Lines of data:
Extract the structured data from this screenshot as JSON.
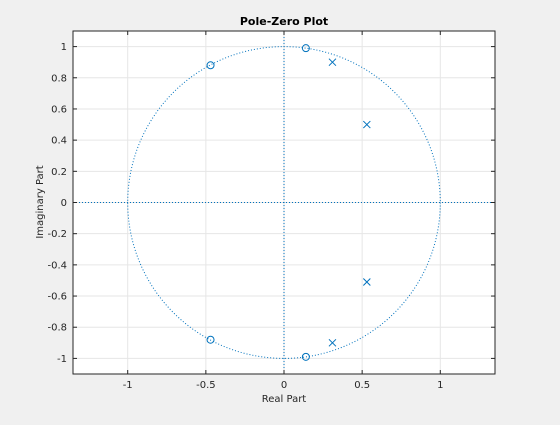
{
  "chart_data": {
    "type": "scatter",
    "title": "Pole-Zero Plot",
    "xlabel": "Real Part",
    "ylabel": "Imaginary Part",
    "xlim": [
      -1.35,
      1.35
    ],
    "ylim": [
      -1.1,
      1.1
    ],
    "xticks": [
      -1,
      -0.5,
      0,
      0.5,
      1
    ],
    "xtick_labels": [
      "-1",
      "-0.5",
      "0",
      "0.5",
      "1"
    ],
    "yticks": [
      -1,
      -0.8,
      -0.6,
      -0.4,
      -0.2,
      0,
      0.2,
      0.4,
      0.6,
      0.8,
      1
    ],
    "ytick_labels": [
      "-1",
      "-0.8",
      "-0.6",
      "-0.4",
      "-0.2",
      "0",
      "0.2",
      "0.4",
      "0.6",
      "0.8",
      "1"
    ],
    "grid": true,
    "unit_circle": true,
    "colors": {
      "marker": "#0072bd",
      "grid": "#e6e6e6",
      "axes": "#262626",
      "background": "#ffffff",
      "figure": "#f0f0f0"
    },
    "zeros": [
      {
        "x": -0.47,
        "y": 0.88
      },
      {
        "x": -0.47,
        "y": -0.88
      },
      {
        "x": 0.14,
        "y": 0.99
      },
      {
        "x": 0.14,
        "y": -0.99
      }
    ],
    "poles": [
      {
        "x": 0.31,
        "y": 0.9
      },
      {
        "x": 0.31,
        "y": -0.9
      },
      {
        "x": 0.53,
        "y": 0.5
      },
      {
        "x": 0.53,
        "y": -0.51
      }
    ]
  }
}
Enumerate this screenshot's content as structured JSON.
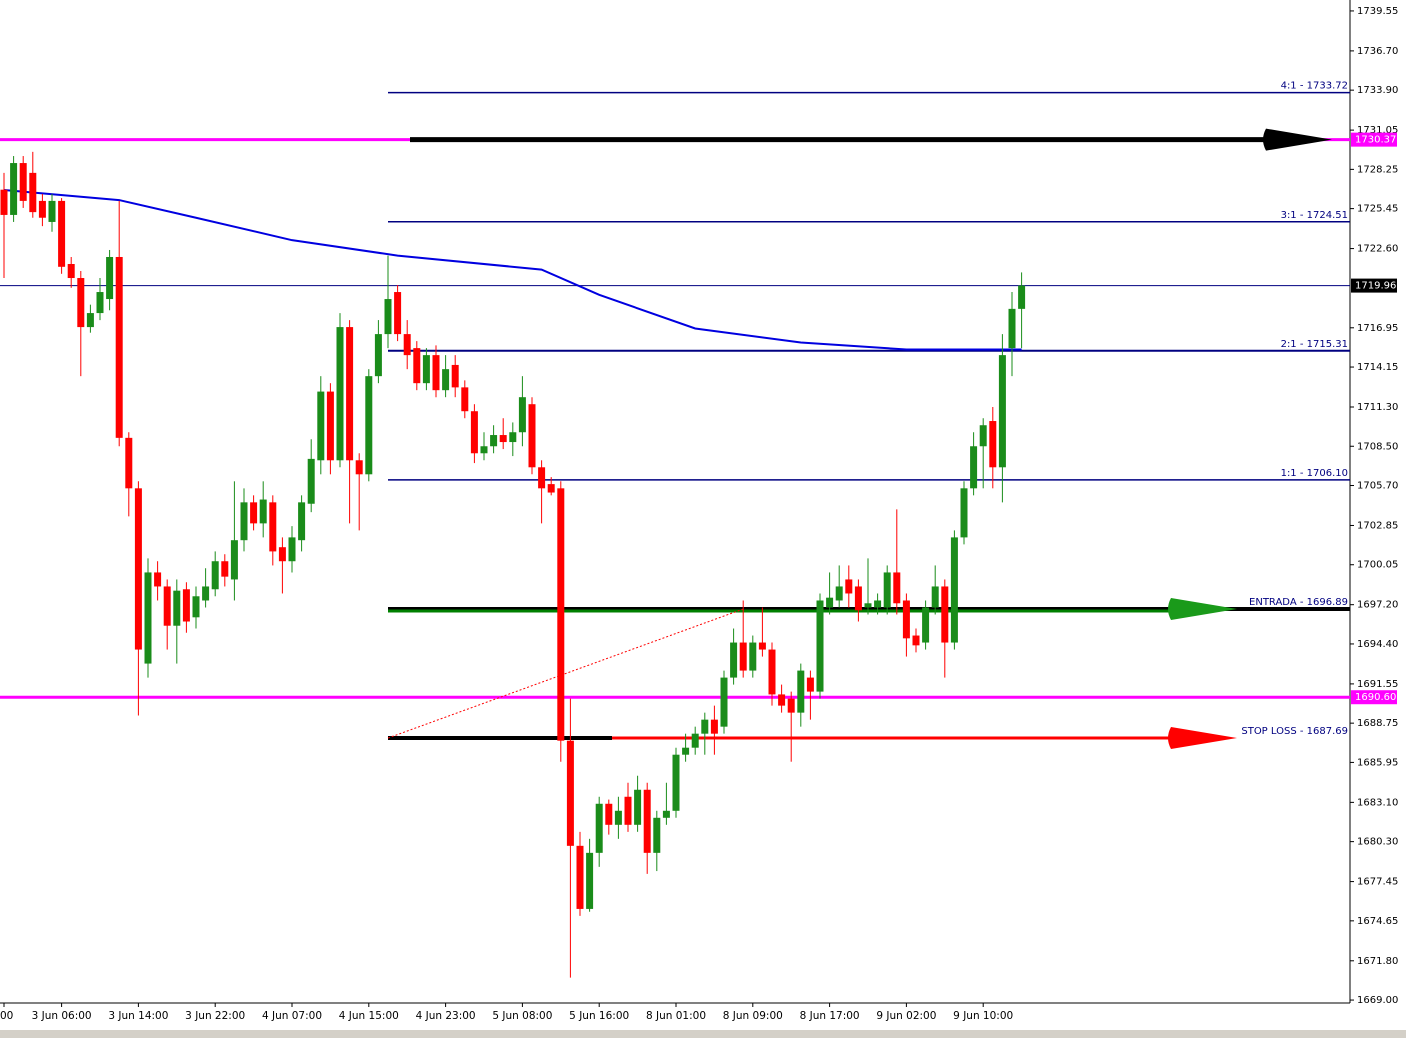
{
  "chart_data": {
    "type": "candlestick",
    "categories": [
      "00",
      null,
      null,
      null,
      null,
      null,
      "3 Jun 06:00",
      null,
      null,
      null,
      null,
      null,
      null,
      null,
      "3 Jun 14:00",
      null,
      null,
      null,
      null,
      null,
      null,
      null,
      "3 Jun 22:00",
      null,
      null,
      null,
      null,
      null,
      null,
      null,
      "4 Jun 07:00",
      null,
      null,
      null,
      null,
      null,
      null,
      null,
      "4 Jun 15:00",
      null,
      null,
      null,
      null,
      null,
      null,
      null,
      "4 Jun 23:00",
      null,
      null,
      null,
      null,
      null,
      null,
      null,
      "5 Jun 08:00",
      null,
      null,
      null,
      null,
      null,
      null,
      null,
      "5 Jun 16:00",
      null,
      null,
      null,
      null,
      null,
      null,
      null,
      "8 Jun 01:00",
      null,
      null,
      null,
      null,
      null,
      null,
      null,
      "8 Jun 09:00",
      null,
      null,
      null,
      null,
      null,
      null,
      null,
      "8 Jun 17:00",
      null,
      null,
      null,
      null,
      null,
      null,
      null,
      "9 Jun 02:00",
      null,
      null,
      null,
      null,
      null,
      null,
      null,
      "9 Jun 10:00",
      null,
      null,
      null,
      null
    ],
    "ohlc": [
      [
        1726.8,
        1728.0,
        1720.5,
        1725.0
      ],
      [
        1725.0,
        1729.2,
        1724.5,
        1728.7
      ],
      [
        1728.7,
        1729.2,
        1725.5,
        1726.0
      ],
      [
        1728.0,
        1729.5,
        1724.8,
        1725.2
      ],
      [
        1726.0,
        1726.5,
        1724.2,
        1724.8
      ],
      [
        1724.5,
        1726.5,
        1723.8,
        1726.0
      ],
      [
        1726.0,
        1726.2,
        1720.8,
        1721.3
      ],
      [
        1721.5,
        1722.0,
        1719.8,
        1720.5
      ],
      [
        1720.5,
        1721.0,
        1713.5,
        1717.0
      ],
      [
        1717.0,
        1718.6,
        1716.6,
        1718.0
      ],
      [
        1718.0,
        1720.5,
        1717.5,
        1719.5
      ],
      [
        1719.0,
        1722.5,
        1718.2,
        1722.0
      ],
      [
        1722.0,
        1726.0,
        1708.5,
        1709.1
      ],
      [
        1709.1,
        1709.5,
        1703.5,
        1705.5
      ],
      [
        1705.5,
        1706.0,
        1689.3,
        1694.0
      ],
      [
        1693.0,
        1700.5,
        1692.0,
        1699.5
      ],
      [
        1699.5,
        1700.3,
        1697.5,
        1698.5
      ],
      [
        1698.5,
        1699.0,
        1694.0,
        1695.7
      ],
      [
        1695.7,
        1699.0,
        1693.0,
        1698.2
      ],
      [
        1698.3,
        1698.8,
        1695.2,
        1696.0
      ],
      [
        1696.3,
        1698.5,
        1695.5,
        1697.8
      ],
      [
        1697.5,
        1699.8,
        1697.0,
        1698.5
      ],
      [
        1698.3,
        1701.0,
        1697.8,
        1700.3
      ],
      [
        1700.3,
        1700.8,
        1698.5,
        1699.2
      ],
      [
        1699.0,
        1706.0,
        1697.5,
        1701.8
      ],
      [
        1701.8,
        1705.5,
        1701.0,
        1704.5
      ],
      [
        1704.5,
        1705.0,
        1702.5,
        1703.0
      ],
      [
        1703.0,
        1706.0,
        1702.0,
        1704.7
      ],
      [
        1704.5,
        1705.0,
        1700.0,
        1701.0
      ],
      [
        1701.3,
        1702.0,
        1698.0,
        1700.3
      ],
      [
        1700.3,
        1702.8,
        1699.5,
        1702.0
      ],
      [
        1701.8,
        1705.0,
        1701.0,
        1704.5
      ],
      [
        1704.4,
        1709.0,
        1703.8,
        1707.6
      ],
      [
        1707.5,
        1713.5,
        1706.5,
        1712.4
      ],
      [
        1712.4,
        1713.0,
        1706.5,
        1707.5
      ],
      [
        1707.5,
        1718.0,
        1707.0,
        1717.0
      ],
      [
        1717.0,
        1717.5,
        1703.0,
        1707.5
      ],
      [
        1707.5,
        1708.0,
        1702.5,
        1706.5
      ],
      [
        1706.5,
        1714.0,
        1706.0,
        1713.5
      ],
      [
        1713.5,
        1717.5,
        1713.0,
        1716.5
      ],
      [
        1716.5,
        1722.1,
        1715.5,
        1719.0
      ],
      [
        1719.5,
        1720.0,
        1716.0,
        1716.5
      ],
      [
        1716.5,
        1717.5,
        1714.0,
        1715.0
      ],
      [
        1715.5,
        1716.0,
        1712.5,
        1713.0
      ],
      [
        1713.0,
        1715.5,
        1712.5,
        1715.0
      ],
      [
        1715.0,
        1715.7,
        1712.0,
        1712.5
      ],
      [
        1712.5,
        1715.0,
        1712.0,
        1714.0
      ],
      [
        1714.3,
        1715.0,
        1712.0,
        1712.7
      ],
      [
        1712.7,
        1713.2,
        1710.5,
        1711.0
      ],
      [
        1711.0,
        1711.5,
        1707.3,
        1708.0
      ],
      [
        1708.0,
        1709.5,
        1707.5,
        1708.5
      ],
      [
        1708.5,
        1710.0,
        1708.0,
        1709.3
      ],
      [
        1709.3,
        1710.5,
        1708.3,
        1708.8
      ],
      [
        1708.8,
        1710.2,
        1707.8,
        1709.5
      ],
      [
        1709.5,
        1713.5,
        1708.5,
        1712.0
      ],
      [
        1711.5,
        1712.0,
        1706.5,
        1707.0
      ],
      [
        1707.0,
        1707.5,
        1703.0,
        1705.5
      ],
      [
        1705.8,
        1706.3,
        1705.0,
        1705.2
      ],
      [
        1705.5,
        1706.0,
        1686.0,
        1687.5
      ],
      [
        1687.5,
        1690.5,
        1670.6,
        1680.0
      ],
      [
        1680.0,
        1681.0,
        1675.0,
        1675.5
      ],
      [
        1675.5,
        1680.5,
        1675.3,
        1679.5
      ],
      [
        1679.5,
        1683.5,
        1678.5,
        1683.0
      ],
      [
        1683.0,
        1683.3,
        1680.8,
        1681.5
      ],
      [
        1681.5,
        1683.5,
        1680.5,
        1682.5
      ],
      [
        1683.5,
        1684.5,
        1681.0,
        1681.5
      ],
      [
        1681.5,
        1685.0,
        1681.0,
        1684.0
      ],
      [
        1684.0,
        1684.5,
        1678.0,
        1679.5
      ],
      [
        1679.5,
        1682.5,
        1678.2,
        1682.0
      ],
      [
        1682.0,
        1684.5,
        1681.5,
        1682.5
      ],
      [
        1682.5,
        1687.0,
        1682.0,
        1686.5
      ],
      [
        1686.5,
        1688.0,
        1686.0,
        1687.0
      ],
      [
        1687.0,
        1688.5,
        1686.5,
        1688.0
      ],
      [
        1688.0,
        1689.5,
        1686.5,
        1689.0
      ],
      [
        1689.0,
        1690.0,
        1686.5,
        1688.0
      ],
      [
        1688.5,
        1692.5,
        1688.0,
        1692.0
      ],
      [
        1692.0,
        1695.5,
        1691.5,
        1694.5
      ],
      [
        1694.5,
        1697.5,
        1692.0,
        1692.5
      ],
      [
        1692.5,
        1695.0,
        1692.0,
        1694.5
      ],
      [
        1694.5,
        1697.0,
        1693.5,
        1694.0
      ],
      [
        1694.0,
        1694.5,
        1690.0,
        1690.8
      ],
      [
        1690.8,
        1691.5,
        1689.5,
        1690.0
      ],
      [
        1690.5,
        1691.0,
        1686.0,
        1689.5
      ],
      [
        1689.5,
        1693.0,
        1688.5,
        1692.5
      ],
      [
        1692.0,
        1692.5,
        1689.0,
        1691.0
      ],
      [
        1691.0,
        1698.0,
        1690.5,
        1697.5
      ],
      [
        1697.0,
        1699.5,
        1696.5,
        1697.7
      ],
      [
        1697.5,
        1700.0,
        1697.0,
        1698.5
      ],
      [
        1699.0,
        1700.0,
        1697.0,
        1698.0
      ],
      [
        1698.5,
        1699.0,
        1696.0,
        1696.8
      ],
      [
        1697.0,
        1700.5,
        1696.5,
        1697.3
      ],
      [
        1697.0,
        1698.0,
        1696.5,
        1697.5
      ],
      [
        1697.0,
        1700.0,
        1696.5,
        1699.5
      ],
      [
        1699.5,
        1704.0,
        1696.5,
        1697.3
      ],
      [
        1697.5,
        1698.0,
        1693.5,
        1694.8
      ],
      [
        1695.0,
        1695.5,
        1693.8,
        1694.3
      ],
      [
        1694.5,
        1697.5,
        1694.0,
        1697.0
      ],
      [
        1697.0,
        1700.0,
        1696.5,
        1698.5
      ],
      [
        1698.5,
        1699.0,
        1692.0,
        1694.5
      ],
      [
        1694.5,
        1702.5,
        1694.0,
        1702.0
      ],
      [
        1702.0,
        1706.0,
        1701.5,
        1705.5
      ],
      [
        1705.5,
        1709.5,
        1705.0,
        1708.5
      ],
      [
        1708.5,
        1710.5,
        1705.5,
        1710.0
      ],
      [
        1710.3,
        1711.3,
        1705.5,
        1707.0
      ],
      [
        1707.0,
        1716.5,
        1704.5,
        1715.0
      ],
      [
        1715.5,
        1719.5,
        1713.5,
        1718.3
      ],
      [
        1718.3,
        1720.9,
        1715.5,
        1719.96
      ]
    ],
    "up_color": "#1a8c1a",
    "down_color": "#ff0000",
    "ma": {
      "color": "#0000e0",
      "x": [
        0,
        12,
        20,
        30,
        41,
        56,
        62,
        72,
        83,
        94,
        106
      ],
      "values": [
        1726.78,
        1726.06,
        1724.8,
        1723.2,
        1722.1,
        1721.1,
        1719.3,
        1716.9,
        1715.9,
        1715.4,
        1715.4
      ]
    },
    "trendline": {
      "color": "#ff0000",
      "x": [
        40,
        77
      ],
      "values": [
        1687.69,
        1696.89
      ]
    },
    "levels": [
      {
        "label": "4:1 - 1733.72",
        "value": 1733.72,
        "color": "#000080",
        "from": 40
      },
      {
        "value": 1730.37,
        "color": "#ff00ff",
        "price_label": "1730.37",
        "arrow_color": "#000000"
      },
      {
        "label": "3:1 - 1724.51",
        "value": 1724.51,
        "color": "#000080",
        "from": 40
      },
      {
        "value": 1719.96,
        "color": "#000080",
        "price_label": "1719.96"
      },
      {
        "label": "2:1 - 1715.31",
        "value": 1715.31,
        "color": "#000080",
        "from": 40
      },
      {
        "label": "1:1 - 1706.10",
        "value": 1706.1,
        "color": "#000080",
        "from": 40
      },
      {
        "label": "ENTRADA - 1696.89",
        "value": 1696.89,
        "color": "#008000",
        "from": 40,
        "arrow_color": "#1a9a1a"
      },
      {
        "value": 1690.6,
        "color": "#ff00ff",
        "price_label": "1690.60"
      },
      {
        "label": "STOP LOSS - 1687.69",
        "value": 1687.69,
        "color": "#ff0000",
        "from": 40,
        "arrow_color": "#ff0000"
      }
    ],
    "ylim": [
      1668.79,
      1740.33
    ],
    "yticks": [
      1739.55,
      {
        "value": 1736.7,
        "label": "1736.70"
      },
      {
        "value": 1733.9,
        "label": "1733.90"
      },
      1731.05,
      1728.25,
      1725.45,
      {
        "value": 1722.6,
        "label": "1722.60"
      },
      1716.95,
      1714.15,
      {
        "value": 1711.3,
        "label": "1711.30"
      },
      {
        "value": 1708.5,
        "label": "1708.50"
      },
      {
        "value": 1705.7,
        "label": "1705.70"
      },
      1702.85,
      1700.05,
      {
        "value": 1697.2,
        "label": "1697.20"
      },
      {
        "value": 1694.4,
        "label": "1694.40"
      },
      1691.55,
      1688.75,
      1685.95,
      {
        "value": 1683.1,
        "label": "1683.10"
      },
      {
        "value": 1680.3,
        "label": "1680.30"
      },
      1677.45,
      1674.65,
      {
        "value": 1671.8,
        "label": "1671.80"
      },
      {
        "value": 1669,
        "label": "1669.00"
      }
    ]
  }
}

*What to do*
Return every line from the records above that holds the word "JSON".

*Response to this exercise*
Extract the structured data from this screenshot as JSON.
Enumerate this screenshot's content as structured JSON.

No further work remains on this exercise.